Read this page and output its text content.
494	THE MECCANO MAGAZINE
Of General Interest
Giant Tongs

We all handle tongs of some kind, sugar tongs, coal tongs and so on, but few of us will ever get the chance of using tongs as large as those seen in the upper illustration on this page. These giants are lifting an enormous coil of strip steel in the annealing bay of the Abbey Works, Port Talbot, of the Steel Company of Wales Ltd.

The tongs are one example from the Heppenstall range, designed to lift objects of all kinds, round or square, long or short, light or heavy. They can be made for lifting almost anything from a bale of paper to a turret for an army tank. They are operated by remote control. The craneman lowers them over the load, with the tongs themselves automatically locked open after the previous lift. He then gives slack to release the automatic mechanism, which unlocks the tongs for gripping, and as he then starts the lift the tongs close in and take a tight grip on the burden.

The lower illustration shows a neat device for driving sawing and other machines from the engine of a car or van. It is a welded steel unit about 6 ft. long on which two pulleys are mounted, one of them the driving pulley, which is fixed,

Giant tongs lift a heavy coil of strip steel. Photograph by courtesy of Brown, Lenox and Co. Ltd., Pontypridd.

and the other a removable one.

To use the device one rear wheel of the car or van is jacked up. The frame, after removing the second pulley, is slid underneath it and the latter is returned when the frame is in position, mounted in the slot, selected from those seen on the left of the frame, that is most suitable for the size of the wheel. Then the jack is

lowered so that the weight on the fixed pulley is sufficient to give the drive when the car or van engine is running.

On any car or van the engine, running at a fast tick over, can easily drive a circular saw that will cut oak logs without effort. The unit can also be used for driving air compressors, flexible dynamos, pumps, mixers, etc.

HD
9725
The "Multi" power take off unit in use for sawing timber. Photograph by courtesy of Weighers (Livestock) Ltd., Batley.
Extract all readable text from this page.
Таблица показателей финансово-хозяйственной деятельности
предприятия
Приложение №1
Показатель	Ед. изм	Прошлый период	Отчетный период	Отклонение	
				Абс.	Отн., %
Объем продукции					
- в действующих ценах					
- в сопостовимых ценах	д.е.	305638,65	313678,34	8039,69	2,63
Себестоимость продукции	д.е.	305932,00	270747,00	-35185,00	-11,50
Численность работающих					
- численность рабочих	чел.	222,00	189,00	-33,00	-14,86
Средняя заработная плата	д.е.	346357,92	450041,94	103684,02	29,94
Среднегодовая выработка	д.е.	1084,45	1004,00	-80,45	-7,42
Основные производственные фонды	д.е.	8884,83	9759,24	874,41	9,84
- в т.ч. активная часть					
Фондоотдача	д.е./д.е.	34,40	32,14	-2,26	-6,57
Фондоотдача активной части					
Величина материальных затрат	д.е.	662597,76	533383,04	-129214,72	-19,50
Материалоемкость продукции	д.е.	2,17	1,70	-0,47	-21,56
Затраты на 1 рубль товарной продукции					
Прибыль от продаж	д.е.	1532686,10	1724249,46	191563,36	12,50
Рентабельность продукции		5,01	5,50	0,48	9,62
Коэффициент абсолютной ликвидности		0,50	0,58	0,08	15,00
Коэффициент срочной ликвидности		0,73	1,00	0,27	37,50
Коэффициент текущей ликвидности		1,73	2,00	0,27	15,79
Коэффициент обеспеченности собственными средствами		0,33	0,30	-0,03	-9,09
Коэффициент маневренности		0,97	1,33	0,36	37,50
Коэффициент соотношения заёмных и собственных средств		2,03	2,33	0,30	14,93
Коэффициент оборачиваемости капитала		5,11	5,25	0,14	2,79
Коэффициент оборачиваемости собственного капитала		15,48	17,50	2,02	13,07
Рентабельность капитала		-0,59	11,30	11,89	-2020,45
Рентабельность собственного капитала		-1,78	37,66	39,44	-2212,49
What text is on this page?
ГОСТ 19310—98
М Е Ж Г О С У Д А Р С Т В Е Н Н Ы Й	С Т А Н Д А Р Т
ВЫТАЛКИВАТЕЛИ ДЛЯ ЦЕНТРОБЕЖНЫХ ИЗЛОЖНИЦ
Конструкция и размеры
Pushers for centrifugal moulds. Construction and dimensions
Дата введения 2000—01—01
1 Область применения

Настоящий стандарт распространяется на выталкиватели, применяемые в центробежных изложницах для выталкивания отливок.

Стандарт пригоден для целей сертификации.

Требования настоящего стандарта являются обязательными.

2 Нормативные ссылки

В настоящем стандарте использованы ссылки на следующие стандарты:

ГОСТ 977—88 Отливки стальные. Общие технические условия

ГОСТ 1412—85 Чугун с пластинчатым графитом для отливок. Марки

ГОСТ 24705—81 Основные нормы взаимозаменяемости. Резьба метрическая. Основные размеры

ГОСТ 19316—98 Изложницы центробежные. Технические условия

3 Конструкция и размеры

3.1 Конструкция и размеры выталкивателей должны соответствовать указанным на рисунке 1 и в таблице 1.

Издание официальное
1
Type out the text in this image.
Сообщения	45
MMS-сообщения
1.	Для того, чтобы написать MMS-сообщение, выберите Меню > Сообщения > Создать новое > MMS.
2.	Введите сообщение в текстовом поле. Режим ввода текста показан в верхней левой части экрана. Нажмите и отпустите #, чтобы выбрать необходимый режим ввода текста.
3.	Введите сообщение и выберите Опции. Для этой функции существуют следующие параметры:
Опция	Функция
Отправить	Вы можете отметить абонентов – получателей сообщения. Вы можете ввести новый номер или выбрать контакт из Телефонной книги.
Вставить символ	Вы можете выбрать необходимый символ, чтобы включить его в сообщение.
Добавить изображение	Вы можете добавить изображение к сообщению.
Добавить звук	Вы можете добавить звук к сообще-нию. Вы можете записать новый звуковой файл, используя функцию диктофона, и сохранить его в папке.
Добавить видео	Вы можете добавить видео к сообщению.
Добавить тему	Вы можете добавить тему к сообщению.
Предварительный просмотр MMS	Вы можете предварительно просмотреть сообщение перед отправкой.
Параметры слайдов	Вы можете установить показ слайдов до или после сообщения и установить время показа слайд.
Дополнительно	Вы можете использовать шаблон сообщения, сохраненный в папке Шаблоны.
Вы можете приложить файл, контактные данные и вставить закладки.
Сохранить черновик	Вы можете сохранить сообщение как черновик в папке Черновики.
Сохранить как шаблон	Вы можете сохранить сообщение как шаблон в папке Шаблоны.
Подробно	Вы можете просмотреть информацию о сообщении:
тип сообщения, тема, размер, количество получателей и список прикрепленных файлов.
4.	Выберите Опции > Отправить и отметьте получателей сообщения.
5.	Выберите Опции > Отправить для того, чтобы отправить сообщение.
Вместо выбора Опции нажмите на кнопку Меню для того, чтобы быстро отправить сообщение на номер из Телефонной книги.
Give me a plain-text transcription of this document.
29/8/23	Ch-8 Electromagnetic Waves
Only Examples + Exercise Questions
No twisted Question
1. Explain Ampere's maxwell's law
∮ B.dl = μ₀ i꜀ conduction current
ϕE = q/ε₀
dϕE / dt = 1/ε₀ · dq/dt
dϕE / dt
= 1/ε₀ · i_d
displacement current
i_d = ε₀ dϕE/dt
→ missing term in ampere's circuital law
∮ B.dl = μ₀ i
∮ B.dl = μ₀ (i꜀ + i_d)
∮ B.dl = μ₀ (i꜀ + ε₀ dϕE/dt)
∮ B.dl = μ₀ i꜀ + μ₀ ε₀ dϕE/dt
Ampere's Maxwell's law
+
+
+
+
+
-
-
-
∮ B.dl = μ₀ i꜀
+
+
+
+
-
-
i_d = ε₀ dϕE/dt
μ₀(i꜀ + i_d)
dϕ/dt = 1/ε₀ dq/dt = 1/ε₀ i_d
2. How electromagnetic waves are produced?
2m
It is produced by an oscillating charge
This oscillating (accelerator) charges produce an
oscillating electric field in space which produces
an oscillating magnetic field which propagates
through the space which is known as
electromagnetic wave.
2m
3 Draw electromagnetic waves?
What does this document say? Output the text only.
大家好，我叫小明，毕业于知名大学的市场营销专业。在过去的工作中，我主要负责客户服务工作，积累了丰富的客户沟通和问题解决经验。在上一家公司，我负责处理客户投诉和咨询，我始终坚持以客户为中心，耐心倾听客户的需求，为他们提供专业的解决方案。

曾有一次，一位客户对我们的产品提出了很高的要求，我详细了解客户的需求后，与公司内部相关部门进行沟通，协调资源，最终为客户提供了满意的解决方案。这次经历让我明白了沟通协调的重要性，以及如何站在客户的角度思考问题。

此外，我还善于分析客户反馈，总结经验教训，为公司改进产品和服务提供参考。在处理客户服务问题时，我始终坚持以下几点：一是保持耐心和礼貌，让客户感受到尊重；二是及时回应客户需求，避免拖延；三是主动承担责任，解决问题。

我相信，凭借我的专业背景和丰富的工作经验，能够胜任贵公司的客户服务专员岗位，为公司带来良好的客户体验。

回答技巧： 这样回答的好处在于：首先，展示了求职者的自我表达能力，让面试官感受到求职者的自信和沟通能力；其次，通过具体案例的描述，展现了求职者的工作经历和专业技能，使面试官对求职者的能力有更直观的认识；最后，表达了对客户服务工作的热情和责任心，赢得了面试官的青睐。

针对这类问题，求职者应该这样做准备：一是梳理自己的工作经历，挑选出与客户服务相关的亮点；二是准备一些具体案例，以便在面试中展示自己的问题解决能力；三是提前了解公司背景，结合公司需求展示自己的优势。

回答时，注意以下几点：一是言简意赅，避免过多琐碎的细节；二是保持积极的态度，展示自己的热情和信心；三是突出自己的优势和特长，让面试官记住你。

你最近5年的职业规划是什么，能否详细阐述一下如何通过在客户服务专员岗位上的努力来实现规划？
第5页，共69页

----

YOUR GOAL: Exactly and exclusively, repeat the lines from the line that contains "Give me a plain-text" through the end of the records, both ends included.

WRITTEN ANSWER:
Give me a plain-text transcription of this document.
29/8/23	Ch-8 Electromagnetic Waves
Only Examples + Exercise Questions
No twisted Question
1. Explain Ampere's maxwell's law
∮ B.dl = μ₀ i꜀ conduction current
ϕE = q/ε₀
dϕE / dt = 1/ε₀ · dq/dt
dϕE / dt
= 1/ε₀ · i_d
displacement current
i_d = ε₀ dϕE/dt
→ missing term in ampere's circuital law
∮ B.dl = μ₀ i
∮ B.dl = μ₀ (i꜀ + i_d)
∮ B.dl = μ₀ (i꜀ + ε₀ dϕE/dt)
∮ B.dl = μ₀ i꜀ + μ₀ ε₀ dϕE/dt
Ampere's Maxwell's law
+
+
+
+
+
-
-
-
∮ B.dl = μ₀ i꜀
+
+
+
+
-
-
i_d = ε₀ dϕE/dt
μ₀(i꜀ + i_d)
dϕ/dt = 1/ε₀ dq/dt = 1/ε₀ i_d
2. How electromagnetic waves are produced?
2m
It is produced by an oscillating charge
This oscillating (accelerator) charges produce an
oscillating electric field in space which produces
an oscillating magnetic field which propagates
through the space which is known as
electromagnetic wave.
2m
3 Draw electromagnetic waves?
What does this document say? Output the text only.
大家好，我叫小明，毕业于知名大学的市场营销专业。在过去的工作中，我主要负责客户服务工作，积累了丰富的客户沟通和问题解决经验。在上一家公司，我负责处理客户投诉和咨询，我始终坚持以客户为中心，耐心倾听客户的需求，为他们提供专业的解决方案。

曾有一次，一位客户对我们的产品提出了很高的要求，我详细了解客户的需求后，与公司内部相关部门进行沟通，协调资源，最终为客户提供了满意的解决方案。这次经历让我明白了沟通协调的重要性，以及如何站在客户的角度思考问题。

此外，我还善于分析客户反馈，总结经验教训，为公司改进产品和服务提供参考。在处理客户服务问题时，我始终坚持以下几点：一是保持耐心和礼貌，让客户感受到尊重；二是及时回应客户需求，避免拖延；三是主动承担责任，解决问题。

我相信，凭借我的专业背景和丰富的工作经验，能够胜任贵公司的客户服务专员岗位，为公司带来良好的客户体验。

回答技巧： 这样回答的好处在于：首先，展示了求职者的自我表达能力，让面试官感受到求职者的自信和沟通能力；其次，通过具体案例的描述，展现了求职者的工作经历和专业技能，使面试官对求职者的能力有更直观的认识；最后，表达了对客户服务工作的热情和责任心，赢得了面试官的青睐。

针对这类问题，求职者应该这样做准备：一是梳理自己的工作经历，挑选出与客户服务相关的亮点；二是准备一些具体案例，以便在面试中展示自己的问题解决能力；三是提前了解公司背景，结合公司需求展示自己的优势。

回答时，注意以下几点：一是言简意赅，避免过多琐碎的细节；二是保持积极的态度，展示自己的热情和信心；三是突出自己的优势和特长，让面试官记住你。

你最近5年的职业规划是什么，能否详细阐述一下如何通过在客户服务专员岗位上的努力来实现规划？
第5页，共69页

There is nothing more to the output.